──────── Records supplied

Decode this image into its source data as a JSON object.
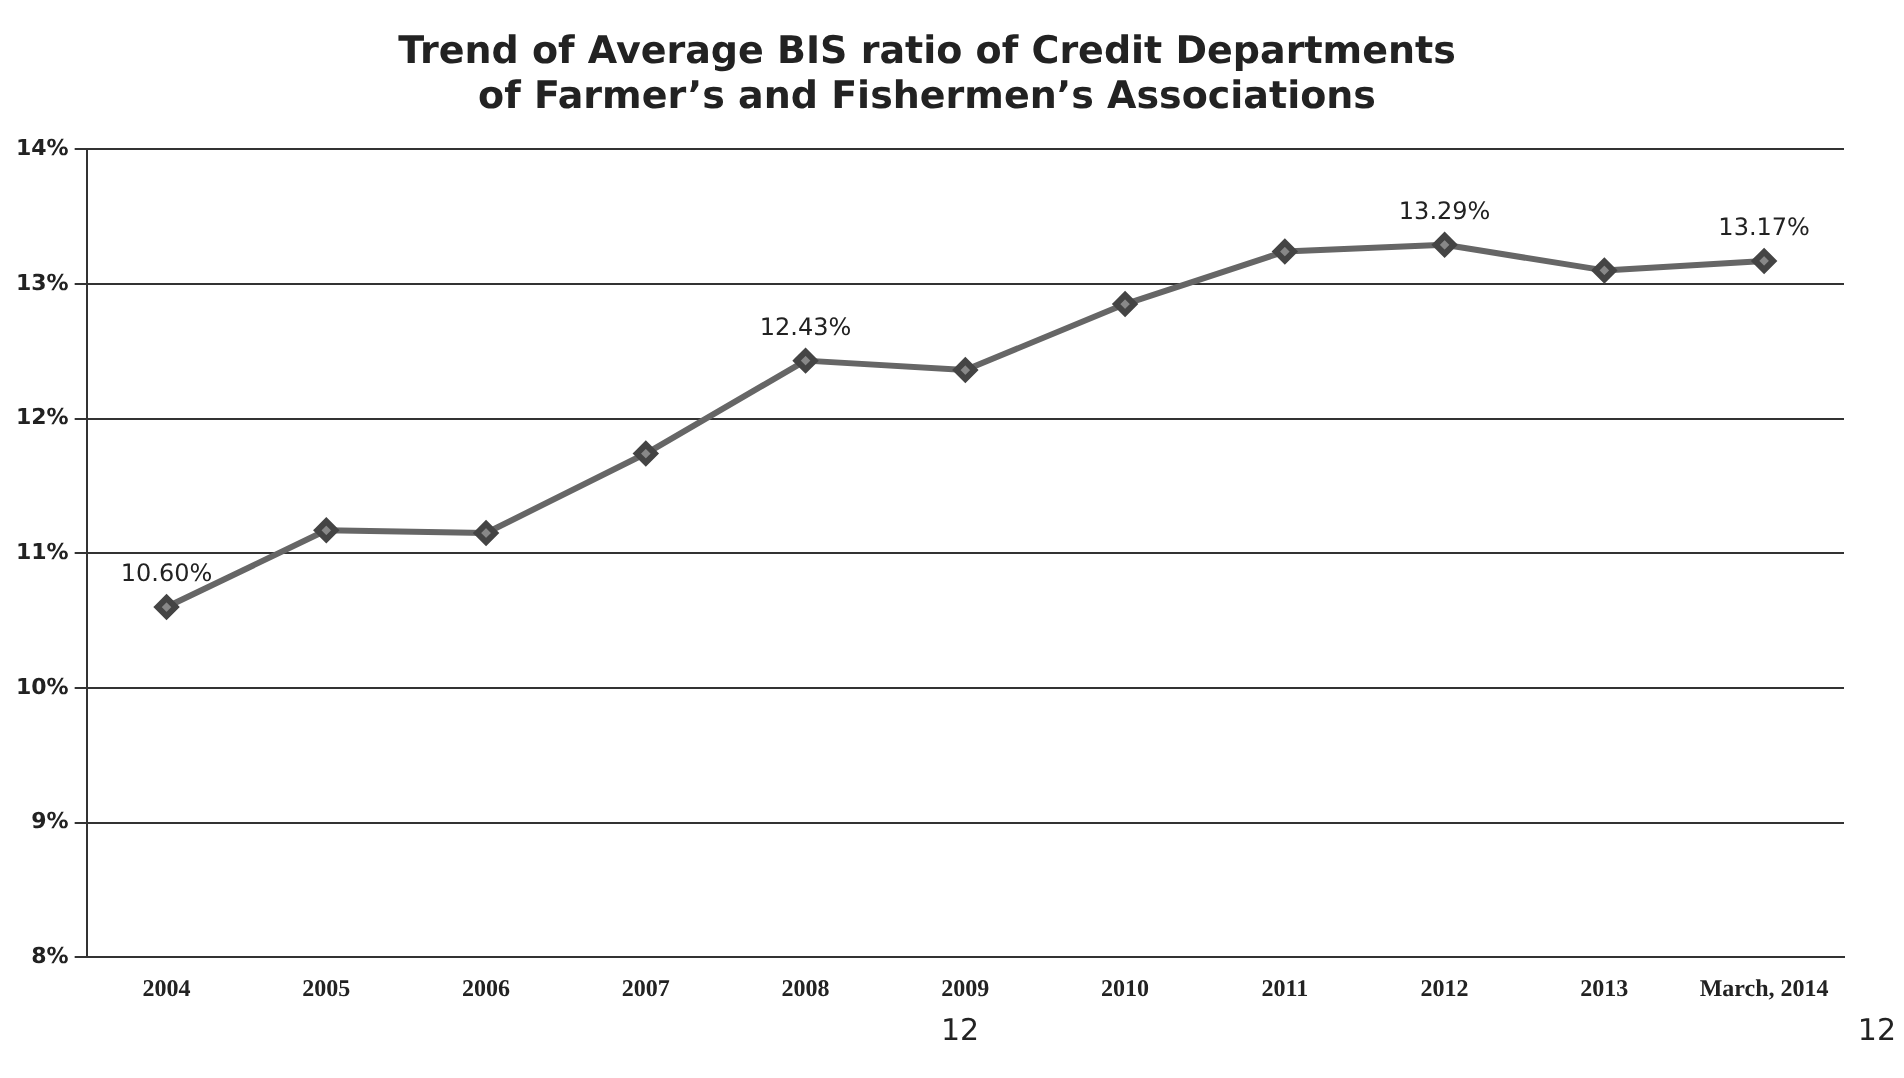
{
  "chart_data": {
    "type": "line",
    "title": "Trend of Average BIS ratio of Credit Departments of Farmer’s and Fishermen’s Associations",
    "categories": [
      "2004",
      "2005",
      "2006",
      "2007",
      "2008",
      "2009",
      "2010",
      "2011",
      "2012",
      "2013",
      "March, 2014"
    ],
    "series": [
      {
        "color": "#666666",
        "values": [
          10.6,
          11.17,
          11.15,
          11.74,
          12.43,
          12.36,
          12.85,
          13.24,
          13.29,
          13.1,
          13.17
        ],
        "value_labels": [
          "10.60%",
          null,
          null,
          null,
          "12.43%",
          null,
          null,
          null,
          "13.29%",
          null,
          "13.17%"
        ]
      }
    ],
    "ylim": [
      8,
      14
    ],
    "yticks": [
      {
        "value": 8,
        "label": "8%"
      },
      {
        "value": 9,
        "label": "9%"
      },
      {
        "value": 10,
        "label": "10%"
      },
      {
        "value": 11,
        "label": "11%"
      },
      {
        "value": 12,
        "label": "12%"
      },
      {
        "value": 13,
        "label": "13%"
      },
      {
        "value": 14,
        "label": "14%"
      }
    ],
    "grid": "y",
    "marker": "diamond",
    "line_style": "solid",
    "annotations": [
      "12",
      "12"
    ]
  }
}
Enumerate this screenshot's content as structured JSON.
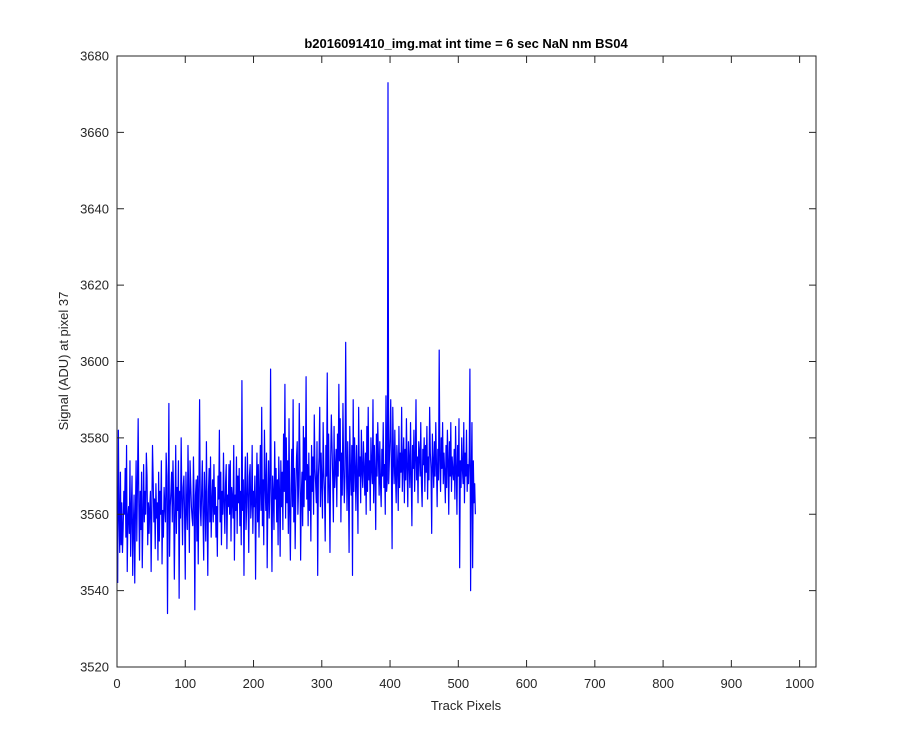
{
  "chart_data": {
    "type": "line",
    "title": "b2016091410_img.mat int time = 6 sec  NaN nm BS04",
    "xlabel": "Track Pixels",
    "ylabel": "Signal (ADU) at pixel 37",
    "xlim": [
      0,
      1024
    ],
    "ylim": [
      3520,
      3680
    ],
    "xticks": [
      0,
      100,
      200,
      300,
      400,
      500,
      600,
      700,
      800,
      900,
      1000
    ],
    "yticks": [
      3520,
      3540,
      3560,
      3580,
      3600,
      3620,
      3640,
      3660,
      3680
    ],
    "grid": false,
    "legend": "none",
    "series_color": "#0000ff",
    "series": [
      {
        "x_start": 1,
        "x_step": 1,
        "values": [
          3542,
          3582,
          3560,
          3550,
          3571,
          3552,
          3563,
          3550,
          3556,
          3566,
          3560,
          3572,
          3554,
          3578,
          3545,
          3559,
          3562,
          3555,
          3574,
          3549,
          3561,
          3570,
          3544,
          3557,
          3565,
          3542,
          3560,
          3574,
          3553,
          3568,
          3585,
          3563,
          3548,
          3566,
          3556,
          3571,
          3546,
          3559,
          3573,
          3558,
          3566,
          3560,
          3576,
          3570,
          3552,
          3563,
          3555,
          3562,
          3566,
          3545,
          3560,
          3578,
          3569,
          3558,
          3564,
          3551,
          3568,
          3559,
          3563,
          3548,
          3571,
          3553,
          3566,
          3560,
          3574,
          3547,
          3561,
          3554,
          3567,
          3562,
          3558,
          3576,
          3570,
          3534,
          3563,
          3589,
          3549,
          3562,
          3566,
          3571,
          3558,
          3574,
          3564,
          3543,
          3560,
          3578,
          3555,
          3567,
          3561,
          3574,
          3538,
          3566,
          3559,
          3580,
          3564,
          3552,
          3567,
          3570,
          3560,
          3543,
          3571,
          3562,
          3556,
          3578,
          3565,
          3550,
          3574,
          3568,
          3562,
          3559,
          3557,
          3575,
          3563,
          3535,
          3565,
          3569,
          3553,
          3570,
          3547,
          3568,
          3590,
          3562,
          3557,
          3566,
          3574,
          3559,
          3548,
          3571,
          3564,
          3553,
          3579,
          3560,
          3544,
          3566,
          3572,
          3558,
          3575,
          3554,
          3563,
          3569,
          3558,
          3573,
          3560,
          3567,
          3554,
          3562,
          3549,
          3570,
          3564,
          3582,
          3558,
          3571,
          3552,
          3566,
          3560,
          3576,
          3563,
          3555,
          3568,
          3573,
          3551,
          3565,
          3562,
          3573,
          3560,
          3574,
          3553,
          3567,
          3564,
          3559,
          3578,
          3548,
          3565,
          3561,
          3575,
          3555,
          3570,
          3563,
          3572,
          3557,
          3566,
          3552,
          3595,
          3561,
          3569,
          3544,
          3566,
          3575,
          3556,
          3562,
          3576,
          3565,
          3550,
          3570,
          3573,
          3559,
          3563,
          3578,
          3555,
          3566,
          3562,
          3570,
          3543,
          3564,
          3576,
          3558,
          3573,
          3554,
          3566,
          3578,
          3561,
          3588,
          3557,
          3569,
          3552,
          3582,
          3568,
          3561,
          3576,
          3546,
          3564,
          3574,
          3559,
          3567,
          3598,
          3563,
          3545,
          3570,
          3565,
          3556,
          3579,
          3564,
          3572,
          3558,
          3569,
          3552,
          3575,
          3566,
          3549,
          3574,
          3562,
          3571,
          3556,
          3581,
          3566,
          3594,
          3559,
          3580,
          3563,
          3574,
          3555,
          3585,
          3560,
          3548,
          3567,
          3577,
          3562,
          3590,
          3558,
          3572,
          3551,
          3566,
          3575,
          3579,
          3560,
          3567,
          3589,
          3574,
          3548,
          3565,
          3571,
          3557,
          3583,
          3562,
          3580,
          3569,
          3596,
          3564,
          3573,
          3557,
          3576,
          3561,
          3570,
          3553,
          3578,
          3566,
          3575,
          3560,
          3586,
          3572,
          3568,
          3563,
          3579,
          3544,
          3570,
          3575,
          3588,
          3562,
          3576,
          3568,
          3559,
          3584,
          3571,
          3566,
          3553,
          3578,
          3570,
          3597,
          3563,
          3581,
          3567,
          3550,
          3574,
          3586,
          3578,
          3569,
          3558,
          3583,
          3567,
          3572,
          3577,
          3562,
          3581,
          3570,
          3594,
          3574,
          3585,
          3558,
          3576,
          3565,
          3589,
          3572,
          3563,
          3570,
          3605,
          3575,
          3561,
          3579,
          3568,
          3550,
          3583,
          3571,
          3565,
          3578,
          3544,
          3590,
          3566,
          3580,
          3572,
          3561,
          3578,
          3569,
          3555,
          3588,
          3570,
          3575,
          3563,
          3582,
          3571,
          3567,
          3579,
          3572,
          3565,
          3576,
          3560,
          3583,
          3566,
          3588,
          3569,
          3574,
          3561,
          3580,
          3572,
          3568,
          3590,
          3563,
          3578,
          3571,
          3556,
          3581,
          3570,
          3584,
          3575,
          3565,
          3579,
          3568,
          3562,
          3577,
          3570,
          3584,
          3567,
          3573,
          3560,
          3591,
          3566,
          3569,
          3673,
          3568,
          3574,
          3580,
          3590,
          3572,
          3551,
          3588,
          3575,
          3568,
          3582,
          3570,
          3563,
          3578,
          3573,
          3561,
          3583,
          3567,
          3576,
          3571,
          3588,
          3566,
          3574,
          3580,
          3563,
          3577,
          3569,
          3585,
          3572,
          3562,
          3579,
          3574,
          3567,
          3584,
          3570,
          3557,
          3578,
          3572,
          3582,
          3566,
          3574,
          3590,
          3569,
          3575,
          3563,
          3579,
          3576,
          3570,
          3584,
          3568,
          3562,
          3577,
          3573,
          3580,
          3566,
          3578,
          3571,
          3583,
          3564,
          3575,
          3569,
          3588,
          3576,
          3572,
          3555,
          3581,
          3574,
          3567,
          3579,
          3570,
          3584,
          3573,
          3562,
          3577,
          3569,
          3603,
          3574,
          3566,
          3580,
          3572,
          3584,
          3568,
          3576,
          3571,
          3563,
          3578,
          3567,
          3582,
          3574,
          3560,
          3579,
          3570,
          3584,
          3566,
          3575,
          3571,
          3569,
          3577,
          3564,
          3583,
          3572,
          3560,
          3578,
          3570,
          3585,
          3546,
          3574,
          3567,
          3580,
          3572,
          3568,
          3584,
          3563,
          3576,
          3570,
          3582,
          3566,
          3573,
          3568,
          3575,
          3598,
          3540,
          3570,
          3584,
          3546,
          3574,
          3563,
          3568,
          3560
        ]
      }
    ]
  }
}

────────────────

## What needs to be done
Pull out every line of the records that includes the string "JSON".

## Answer to this problem
Decode this image into its source data as a JSON object.
Enumerate this screenshot's content as structured JSON.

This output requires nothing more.